§ **Text provided**
══════════
GLASS et al. v. FAIRCLOTH et al.


Decided: March 10, 2022

Anderson Tate & Carr, Thomas T. Tate, R. Matthew Reeves, Jaletta L. Smith; King & Spalding, Letitia A. McDonald, Lohr A. Beck, Peter E. Diaz, for Appellants. Troutman Pepper Hamilton Sanders, William N. Withrow, Jr., James B. Manley, Jr., Jill C. Kuhn, Pfeiffer M. Middleton, Kathleen M. Campbell; Mahaffey Pickens Tucker, Gerald Davidson, Jr., for Appellees.

Appellants Ashley Glass, Joshua Glass, Gregory H. Glass, individually and as trustee of the Glass Dynasty Trust (the “Trust”), and Samuel Glass (collectively the “Beneficiaries”) appeal from the order of the trial court granting a motion to enforce an earlier order that had denied an interlocutory injunction to prevent the payment of attorney fees to Phillip Faircloth and Ted Saxton, the appellees and former trustees. For the reasons that follow, we vacate the trial court's judgment and remand the case for further action consistent with this opinion.

The facts pertinent to this appeal, and as set forth in Glass v. Faircloth, 354 Ga. App. 326, 326-328, 840 S.E.2d 724 (2020) (“Glass I”), demonstrate that

the Trust was established in 2005 by the late Shirley Glass shortly before the death of her husband, Sherwin Glass, who was a successful businessman. The beneficiaries of the Trust are Sherwin's sons (Joel and Greg), Greg's children (David, Joshua, and Ashley), and certain Jewish charities. The trustees were Faircloth and Sexton, who also served as officers in Sherwin's businesses, and Shirley until her death in 2009; Shirley was replaced as a trustee by Greg in 2013.

In 2008, a resolution was signed by Faircloth, Sexton, and Shirley, purporting to compensate the trustees for the first time, paying each trustee $180,000 for the year 2009 and authorizing payments of “reasonable compensation” to the trustees for the prior years.

In 2012, in light of ongoing disputes with the Beneficiaries, Faircloth and Sexton filed a petition in the Superior Court of Gwinnett County seeking various trust accountings, and the court ultimately entered a consent judgment that, in part, approved an amendment to the Trust that entitled trustees to “reasonable compensation.” The order also purported to bind Greg and Joel's minor and unborn descendants. The efficacy and scope of this order and the Trust amendment is disputed by the Beneficiaries.

In 2013, Greg, Faircloth, and Sexton executed a release and indemnity agreement stating, in part, that the Trust would indemnify and hold harmless Faircloth and Sexton, absent a final judicial determination of bad faith on their part. As with the consent order, the enforceability of the release and indemnity is disputed by the Beneficiaries.

In December 2017, after further disputes over trustee fees and disbursements, the Beneficiaries sued Faircloth and Sexton[.] ․ The Beneficiaries’ verified complaint sought removal of Faircloth and Sexton as trustees, damages for breach of fiduciary duty, disgorgement of trustee fees, attorney fees, appointment of a receiver, an accounting, declaratory and injunctive relief, and punitive damages. According to the complaint, as of 2017, the Trust held approximately $43 million in assets, and the trustees had paid themselves at least $2,972,500 in total compensation from 2008 to 2017.
══════════
§ **Given material**
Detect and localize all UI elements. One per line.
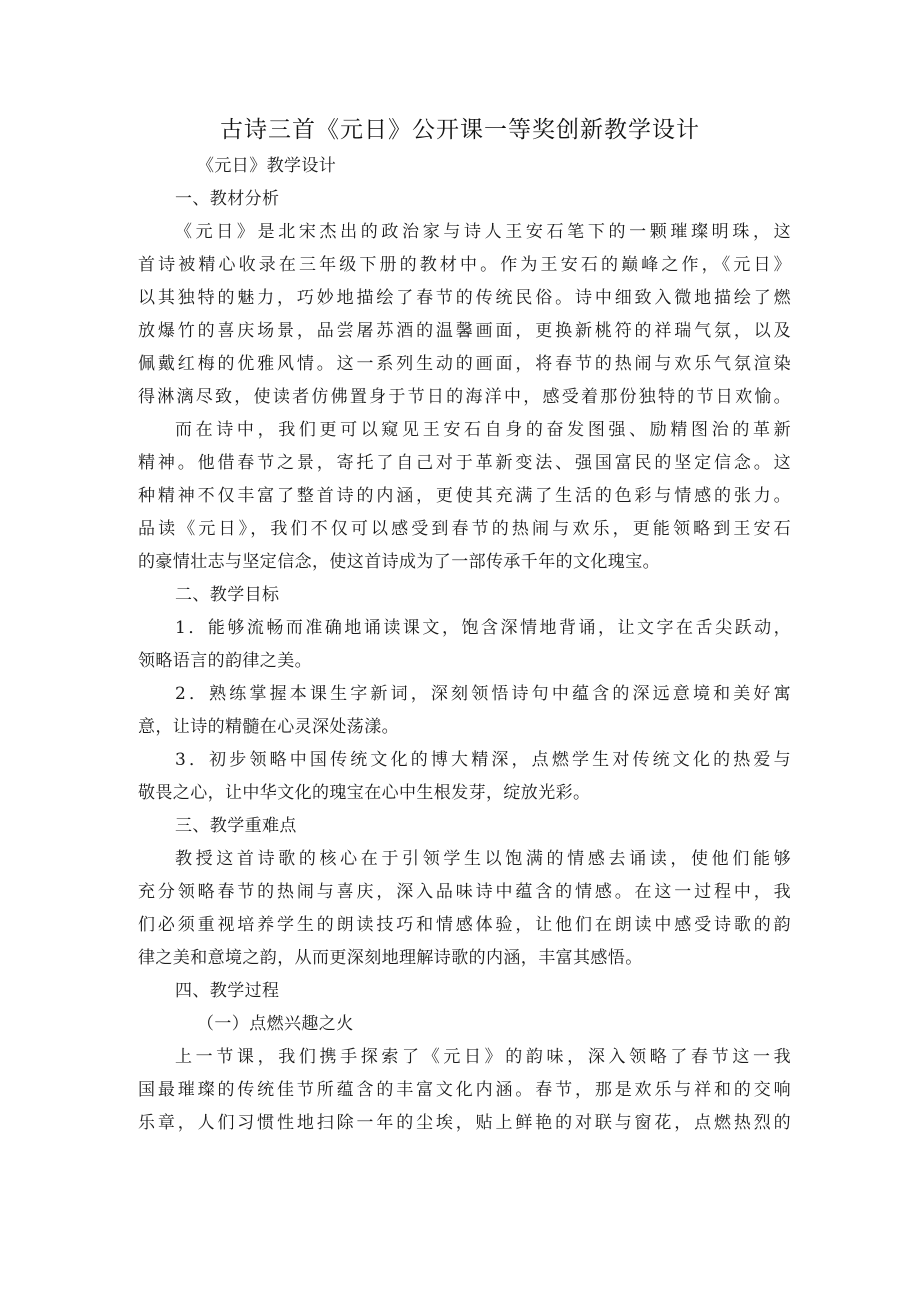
══════════
§ **Work instructions**
1. Using the court opinion, decide whether each statement agrees with it: (a) The Trust was established in 2005. (b) Greg replaced Shirley as a trustee in 2009. (c) The 2008 resolution paid each trustee $180,000 for the year 2009. Answer yes or no for each, and quote the deciding words.
2. Answer these questions from the court opinion, each on its own line: (a) In which court was the petition filed in 2012? (b) According to the complaint, approximately how much did the Trust hold in assets as of 2017? (c) On what date was the case decided?

§ **Worked answers**
1.
(a) Yes: "the Trust was established in 2005 by the late Shirley Glass"
(b) No: "Shirley was replaced as a trustee by Greg in 2013."
(c) Yes: "paying each trustee $180,000 for the year 2009"

2.
(a) The Superior Court of Gwinnett County
(b) Approximately $43 million
(c) March 10, 2022